*Exercise:* Print out every line, exactly as written.

*Exercise data:*
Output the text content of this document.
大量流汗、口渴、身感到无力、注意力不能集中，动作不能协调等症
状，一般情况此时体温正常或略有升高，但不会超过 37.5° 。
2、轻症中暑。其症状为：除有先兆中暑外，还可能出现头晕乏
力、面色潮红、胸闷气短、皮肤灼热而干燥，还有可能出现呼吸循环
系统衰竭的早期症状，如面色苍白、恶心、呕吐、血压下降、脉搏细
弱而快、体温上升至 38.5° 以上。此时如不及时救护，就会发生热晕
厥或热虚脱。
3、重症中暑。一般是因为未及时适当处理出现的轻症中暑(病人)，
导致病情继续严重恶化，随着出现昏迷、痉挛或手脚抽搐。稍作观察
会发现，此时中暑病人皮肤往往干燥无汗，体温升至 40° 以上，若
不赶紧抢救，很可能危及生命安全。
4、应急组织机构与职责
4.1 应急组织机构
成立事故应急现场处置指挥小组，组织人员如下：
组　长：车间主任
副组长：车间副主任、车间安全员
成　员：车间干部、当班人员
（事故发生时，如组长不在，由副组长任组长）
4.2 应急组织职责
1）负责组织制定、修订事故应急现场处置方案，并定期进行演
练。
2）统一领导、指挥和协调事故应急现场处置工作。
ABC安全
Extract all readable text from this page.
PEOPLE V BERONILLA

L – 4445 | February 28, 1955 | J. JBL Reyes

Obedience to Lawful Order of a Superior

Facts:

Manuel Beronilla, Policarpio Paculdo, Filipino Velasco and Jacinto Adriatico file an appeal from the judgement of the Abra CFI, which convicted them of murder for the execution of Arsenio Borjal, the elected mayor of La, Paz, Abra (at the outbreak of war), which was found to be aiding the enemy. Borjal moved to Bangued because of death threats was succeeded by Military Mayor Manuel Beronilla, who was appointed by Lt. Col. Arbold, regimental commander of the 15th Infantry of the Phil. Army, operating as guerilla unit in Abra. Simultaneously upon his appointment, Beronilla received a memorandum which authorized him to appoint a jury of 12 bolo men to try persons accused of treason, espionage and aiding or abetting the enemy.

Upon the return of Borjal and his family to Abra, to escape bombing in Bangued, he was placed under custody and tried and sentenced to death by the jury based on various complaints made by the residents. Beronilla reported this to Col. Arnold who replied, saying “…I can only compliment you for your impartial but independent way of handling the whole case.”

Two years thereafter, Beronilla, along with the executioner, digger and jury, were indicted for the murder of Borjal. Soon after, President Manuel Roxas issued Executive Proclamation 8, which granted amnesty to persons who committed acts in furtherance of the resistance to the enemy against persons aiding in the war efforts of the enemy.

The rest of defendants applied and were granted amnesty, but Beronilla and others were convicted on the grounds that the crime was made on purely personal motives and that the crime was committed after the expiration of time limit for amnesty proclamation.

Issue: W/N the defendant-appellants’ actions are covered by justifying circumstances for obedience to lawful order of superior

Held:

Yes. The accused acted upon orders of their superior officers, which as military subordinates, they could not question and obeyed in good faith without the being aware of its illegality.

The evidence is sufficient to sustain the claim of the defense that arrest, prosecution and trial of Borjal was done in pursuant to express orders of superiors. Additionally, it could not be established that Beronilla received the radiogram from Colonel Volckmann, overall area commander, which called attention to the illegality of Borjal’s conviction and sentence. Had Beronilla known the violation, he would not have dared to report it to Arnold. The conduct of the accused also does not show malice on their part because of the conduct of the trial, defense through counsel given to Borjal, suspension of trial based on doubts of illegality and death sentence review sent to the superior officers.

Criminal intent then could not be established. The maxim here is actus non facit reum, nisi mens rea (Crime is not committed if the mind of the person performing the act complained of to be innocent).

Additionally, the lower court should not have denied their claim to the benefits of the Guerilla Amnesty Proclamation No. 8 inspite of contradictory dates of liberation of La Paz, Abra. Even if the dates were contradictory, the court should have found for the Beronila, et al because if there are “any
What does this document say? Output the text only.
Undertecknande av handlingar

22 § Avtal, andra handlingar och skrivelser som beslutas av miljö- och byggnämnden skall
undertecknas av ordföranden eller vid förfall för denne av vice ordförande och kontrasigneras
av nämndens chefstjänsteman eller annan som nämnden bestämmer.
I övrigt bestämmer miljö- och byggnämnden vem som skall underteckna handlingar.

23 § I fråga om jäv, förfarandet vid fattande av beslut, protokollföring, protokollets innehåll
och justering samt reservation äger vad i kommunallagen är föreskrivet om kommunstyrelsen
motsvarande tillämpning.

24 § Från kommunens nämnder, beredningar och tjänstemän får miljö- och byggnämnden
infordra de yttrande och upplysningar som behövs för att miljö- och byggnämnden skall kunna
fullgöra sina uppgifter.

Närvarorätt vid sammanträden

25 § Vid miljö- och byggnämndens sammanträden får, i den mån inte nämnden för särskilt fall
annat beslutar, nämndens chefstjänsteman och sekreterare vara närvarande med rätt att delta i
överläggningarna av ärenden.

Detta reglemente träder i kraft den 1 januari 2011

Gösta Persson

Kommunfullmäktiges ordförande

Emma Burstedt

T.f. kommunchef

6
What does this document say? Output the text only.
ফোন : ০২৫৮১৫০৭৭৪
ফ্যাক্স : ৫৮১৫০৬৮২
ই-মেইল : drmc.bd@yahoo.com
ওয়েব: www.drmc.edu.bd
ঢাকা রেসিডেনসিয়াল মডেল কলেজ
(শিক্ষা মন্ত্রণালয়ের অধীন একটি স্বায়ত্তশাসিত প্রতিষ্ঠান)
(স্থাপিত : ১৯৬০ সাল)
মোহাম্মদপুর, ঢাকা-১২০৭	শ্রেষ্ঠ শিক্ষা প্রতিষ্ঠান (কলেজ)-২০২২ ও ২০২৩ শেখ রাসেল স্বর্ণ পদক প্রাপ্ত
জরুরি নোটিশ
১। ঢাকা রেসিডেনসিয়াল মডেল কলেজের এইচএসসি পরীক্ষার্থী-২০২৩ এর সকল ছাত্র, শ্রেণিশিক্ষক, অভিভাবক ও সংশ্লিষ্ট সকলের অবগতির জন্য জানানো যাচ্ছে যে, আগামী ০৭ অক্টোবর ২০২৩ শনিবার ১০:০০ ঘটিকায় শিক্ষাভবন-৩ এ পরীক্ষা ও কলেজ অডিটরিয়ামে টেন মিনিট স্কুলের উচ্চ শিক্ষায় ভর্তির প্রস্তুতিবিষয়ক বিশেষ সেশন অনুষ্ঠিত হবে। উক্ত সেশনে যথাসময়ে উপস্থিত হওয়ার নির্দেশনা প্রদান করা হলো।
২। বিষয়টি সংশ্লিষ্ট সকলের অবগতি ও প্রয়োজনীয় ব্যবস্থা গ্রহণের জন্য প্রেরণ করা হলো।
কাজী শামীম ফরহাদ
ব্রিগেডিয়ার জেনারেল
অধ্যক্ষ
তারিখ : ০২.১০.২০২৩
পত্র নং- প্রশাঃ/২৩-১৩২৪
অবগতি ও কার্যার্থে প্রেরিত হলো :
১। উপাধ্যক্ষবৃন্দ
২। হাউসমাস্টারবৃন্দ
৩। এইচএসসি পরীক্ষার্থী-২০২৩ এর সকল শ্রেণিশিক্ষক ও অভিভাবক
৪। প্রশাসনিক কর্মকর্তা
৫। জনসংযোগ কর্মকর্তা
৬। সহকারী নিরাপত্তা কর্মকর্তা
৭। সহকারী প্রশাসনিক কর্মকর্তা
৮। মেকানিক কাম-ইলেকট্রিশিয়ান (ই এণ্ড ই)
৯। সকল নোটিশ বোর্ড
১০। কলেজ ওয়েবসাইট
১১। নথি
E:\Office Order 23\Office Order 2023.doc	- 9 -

*Response below:*
Output the text content of this document.
大量流汗、口渴、身感到无力、注意力不能集中，动作不能协调等症
状，一般情况此时体温正常或略有升高，但不会超过 37.5° 。
2、轻症中暑。其症状为：除有先兆中暑外，还可能出现头晕乏
力、面色潮红、胸闷气短、皮肤灼热而干燥，还有可能出现呼吸循环
系统衰竭的早期症状，如面色苍白、恶心、呕吐、血压下降、脉搏细
弱而快、体温上升至 38.5° 以上。此时如不及时救护，就会发生热晕
厥或热虚脱。
3、重症中暑。一般是因为未及时适当处理出现的轻症中暑(病人)，
导致病情继续严重恶化，随着出现昏迷、痉挛或手脚抽搐。稍作观察
会发现，此时中暑病人皮肤往往干燥无汗，体温升至 40° 以上，若
不赶紧抢救，很可能危及生命安全。
4、应急组织机构与职责
4.1 应急组织机构
成立事故应急现场处置指挥小组，组织人员如下：
组　长：车间主任
副组长：车间副主任、车间安全员
成　员：车间干部、当班人员
（事故发生时，如组长不在，由副组长任组长）
4.2 应急组织职责
1）负责组织制定、修订事故应急现场处置方案，并定期进行演
练。
2）统一领导、指挥和协调事故应急现场处置工作。
ABC安全
Extract all readable text from this page.
PEOPLE V BERONILLA

L – 4445 | February 28, 1955 | J. JBL Reyes

Obedience to Lawful Order of a Superior

Facts:

Manuel Beronilla, Policarpio Paculdo, Filipino Velasco and Jacinto Adriatico file an appeal from the judgement of the Abra CFI, which convicted them of murder for the execution of Arsenio Borjal, the elected mayor of La, Paz, Abra (at the outbreak of war), which was found to be aiding the enemy. Borjal moved to Bangued because of death threats was succeeded by Military Mayor Manuel Beronilla, who was appointed by Lt. Col. Arbold, regimental commander of the 15th Infantry of the Phil. Army, operating as guerilla unit in Abra. Simultaneously upon his appointment, Beronilla received a memorandum which authorized him to appoint a jury of 12 bolo men to try persons accused of treason, espionage and aiding or abetting the enemy.

Upon the return of Borjal and his family to Abra, to escape bombing in Bangued, he was placed under custody and tried and sentenced to death by the jury based on various complaints made by the residents. Beronilla reported this to Col. Arnold who replied, saying “…I can only compliment you for your impartial but independent way of handling the whole case.”

Two years thereafter, Beronilla, along with the executioner, digger and jury, were indicted for the murder of Borjal. Soon after, President Manuel Roxas issued Executive Proclamation 8, which granted amnesty to persons who committed acts in furtherance of the resistance to the enemy against persons aiding in the war efforts of the enemy.

The rest of defendants applied and were granted amnesty, but Beronilla and others were convicted on the grounds that the crime was made on purely personal motives and that the crime was committed after the expiration of time limit for amnesty proclamation.

Issue: W/N the defendant-appellants’ actions are covered by justifying circumstances for obedience to lawful order of superior

Held:

Yes. The accused acted upon orders of their superior officers, which as military subordinates, they could not question and obeyed in good faith without the being aware of its illegality.

The evidence is sufficient to sustain the claim of the defense that arrest, prosecution and trial of Borjal was done in pursuant to express orders of superiors. Additionally, it could not be established that Beronilla received the radiogram from Colonel Volckmann, overall area commander, which called attention to the illegality of Borjal’s conviction and sentence. Had Beronilla known the violation, he would not have dared to report it to Arnold. The conduct of the accused also does not show malice on their part because of the conduct of the trial, defense through counsel given to Borjal, suspension of trial based on doubts of illegality and death sentence review sent to the superior officers.

Criminal intent then could not be established. The maxim here is actus non facit reum, nisi mens rea (Crime is not committed if the mind of the person performing the act complained of to be innocent).

Additionally, the lower court should not have denied their claim to the benefits of the Guerilla Amnesty Proclamation No. 8 inspite of contradictory dates of liberation of La Paz, Abra. Even if the dates were contradictory, the court should have found for the Beronila, et al because if there are “any
What does this document say? Output the text only.
Undertecknande av handlingar

22 § Avtal, andra handlingar och skrivelser som beslutas av miljö- och byggnämnden skall
undertecknas av ordföranden eller vid förfall för denne av vice ordförande och kontrasigneras
av nämndens chefstjänsteman eller annan som nämnden bestämmer.
I övrigt bestämmer miljö- och byggnämnden vem som skall underteckna handlingar.

23 § I fråga om jäv, förfarandet vid fattande av beslut, protokollföring, protokollets innehåll
och justering samt reservation äger vad i kommunallagen är föreskrivet om kommunstyrelsen
motsvarande tillämpning.

24 § Från kommunens nämnder, beredningar och tjänstemän får miljö- och byggnämnden
infordra de yttrande och upplysningar som behövs för att miljö- och byggnämnden skall kunna
fullgöra sina uppgifter.

Närvarorätt vid sammanträden

25 § Vid miljö- och byggnämndens sammanträden får, i den mån inte nämnden för särskilt fall
annat beslutar, nämndens chefstjänsteman och sekreterare vara närvarande med rätt att delta i
överläggningarna av ärenden.

Detta reglemente träder i kraft den 1 januari 2011

Gösta Persson

Kommunfullmäktiges ordförande

Emma Burstedt

T.f. kommunchef

6
What does this document say? Output the text only.
ফোন : ০২৫৮১৫০৭৭৪
ফ্যাক্স : ৫৮১৫০৬৮২
ই-মেইল : drmc.bd@yahoo.com
ওয়েব: www.drmc.edu.bd
ঢাকা রেসিডেনসিয়াল মডেল কলেজ
(শিক্ষা মন্ত্রণালয়ের অধীন একটি স্বায়ত্তশাসিত প্রতিষ্ঠান)
(স্থাপিত : ১৯৬০ সাল)
মোহাম্মদপুর, ঢাকা-১২০৭	শ্রেষ্ঠ শিক্ষা প্রতিষ্ঠান (কলেজ)-২০২২ ও ২০২৩ শেখ রাসেল স্বর্ণ পদক প্রাপ্ত
জরুরি নোটিশ
১। ঢাকা রেসিডেনসিয়াল মডেল কলেজের এইচএসসি পরীক্ষার্থী-২০২৩ এর সকল ছাত্র, শ্রেণিশিক্ষক, অভিভাবক ও সংশ্লিষ্ট সকলের অবগতির জন্য জানানো যাচ্ছে যে, আগামী ০৭ অক্টোবর ২০২৩ শনিবার ১০:০০ ঘটিকায় শিক্ষাভবন-৩ এ পরীক্ষা ও কলেজ অডিটরিয়ামে টেন মিনিট স্কুলের উচ্চ শিক্ষায় ভর্তির প্রস্তুতিবিষয়ক বিশেষ সেশন অনুষ্ঠিত হবে। উক্ত সেশনে যথাসময়ে উপস্থিত হওয়ার নির্দেশনা প্রদান করা হলো।
২। বিষয়টি সংশ্লিষ্ট সকলের অবগতি ও প্রয়োজনীয় ব্যবস্থা গ্রহণের জন্য প্রেরণ করা হলো।
কাজী শামীম ফরহাদ
ব্রিগেডিয়ার জেনারেল
অধ্যক্ষ
তারিখ : ০২.১০.২০২৩
পত্র নং- প্রশাঃ/২৩-১৩২৪
অবগতি ও কার্যার্থে প্রেরিত হলো :
১। উপাধ্যক্ষবৃন্দ
২। হাউসমাস্টারবৃন্দ
৩। এইচএসসি পরীক্ষার্থী-২০২৩ এর সকল শ্রেণিশিক্ষক ও অভিভাবক
৪। প্রশাসনিক কর্মকর্তা
৫। জনসংযোগ কর্মকর্তা
৬। সহকারী নিরাপত্তা কর্মকর্তা
৭। সহকারী প্রশাসনিক কর্মকর্তা
৮। মেকানিক কাম-ইলেকট্রিশিয়ান (ই এণ্ড ই)
৯। সকল নোটিশ বোর্ড
১০। কলেজ ওয়েবসাইট
১১। নথি
E:\Office Order 23\Office Order 2023.doc	- 9 -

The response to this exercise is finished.